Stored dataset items
________________________________________
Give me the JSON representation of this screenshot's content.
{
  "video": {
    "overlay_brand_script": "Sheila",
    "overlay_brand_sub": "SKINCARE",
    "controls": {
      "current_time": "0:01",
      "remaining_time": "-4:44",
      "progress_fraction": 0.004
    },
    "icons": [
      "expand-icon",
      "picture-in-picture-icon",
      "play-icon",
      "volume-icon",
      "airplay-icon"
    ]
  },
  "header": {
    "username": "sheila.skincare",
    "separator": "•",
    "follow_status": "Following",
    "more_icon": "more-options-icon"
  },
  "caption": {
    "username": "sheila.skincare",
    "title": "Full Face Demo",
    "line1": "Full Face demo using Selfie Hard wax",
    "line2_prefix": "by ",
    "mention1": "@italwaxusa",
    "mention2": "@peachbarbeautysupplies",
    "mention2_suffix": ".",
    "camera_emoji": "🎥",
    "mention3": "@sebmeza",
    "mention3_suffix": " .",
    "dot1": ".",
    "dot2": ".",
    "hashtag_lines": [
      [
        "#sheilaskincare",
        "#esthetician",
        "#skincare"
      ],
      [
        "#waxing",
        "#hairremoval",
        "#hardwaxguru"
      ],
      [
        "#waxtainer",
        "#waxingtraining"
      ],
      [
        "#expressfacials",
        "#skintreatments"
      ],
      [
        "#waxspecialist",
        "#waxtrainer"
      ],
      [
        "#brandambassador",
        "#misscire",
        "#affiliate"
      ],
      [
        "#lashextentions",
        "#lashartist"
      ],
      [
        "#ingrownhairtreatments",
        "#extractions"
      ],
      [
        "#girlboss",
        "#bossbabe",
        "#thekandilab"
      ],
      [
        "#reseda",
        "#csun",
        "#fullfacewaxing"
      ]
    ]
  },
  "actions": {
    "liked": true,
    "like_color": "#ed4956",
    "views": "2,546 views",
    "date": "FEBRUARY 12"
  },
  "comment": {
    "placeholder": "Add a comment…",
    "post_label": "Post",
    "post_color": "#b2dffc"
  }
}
________________________________________
◆ INSTRUCTIONS FOR THE TASK:
The records above must be output exactly, in full.

◆ TASK RESULT:
Give me the JSON representation of this screenshot's content.
{
  "video": {
    "overlay_brand_script": "Sheila",
    "overlay_brand_sub": "SKINCARE",
    "controls": {
      "current_time": "0:01",
      "remaining_time": "-4:44",
      "progress_fraction": 0.004
    },
    "icons": [
      "expand-icon",
      "picture-in-picture-icon",
      "play-icon",
      "volume-icon",
      "airplay-icon"
    ]
  },
  "header": {
    "username": "sheila.skincare",
    "separator": "•",
    "follow_status": "Following",
    "more_icon": "more-options-icon"
  },
  "caption": {
    "username": "sheila.skincare",
    "title": "Full Face Demo",
    "line1": "Full Face demo using Selfie Hard wax",
    "line2_prefix": "by ",
    "mention1": "@italwaxusa",
    "mention2": "@peachbarbeautysupplies",
    "mention2_suffix": ".",
    "camera_emoji": "🎥",
    "mention3": "@sebmeza",
    "mention3_suffix": " .",
    "dot1": ".",
    "dot2": ".",
    "hashtag_lines": [
      [
        "#sheilaskincare",
        "#esthetician",
        "#skincare"
      ],
      [
        "#waxing",
        "#hairremoval",
        "#hardwaxguru"
      ],
      [
        "#waxtainer",
        "#waxingtraining"
      ],
      [
        "#expressfacials",
        "#skintreatments"
      ],
      [
        "#waxspecialist",
        "#waxtrainer"
      ],
      [
        "#brandambassador",
        "#misscire",
        "#affiliate"
      ],
      [
        "#lashextentions",
        "#lashartist"
      ],
      [
        "#ingrownhairtreatments",
        "#extractions"
      ],
      [
        "#girlboss",
        "#bossbabe",
        "#thekandilab"
      ],
      [
        "#reseda",
        "#csun",
        "#fullfacewaxing"
      ]
    ]
  },
  "actions": {
    "liked": true,
    "like_color": "#ed4956",
    "views": "2,546 views",
    "date": "FEBRUARY 12"
  },
  "comment": {
    "placeholder": "Add a comment…",
    "post_label": "Post",
    "post_color": "#b2dffc"
  }
}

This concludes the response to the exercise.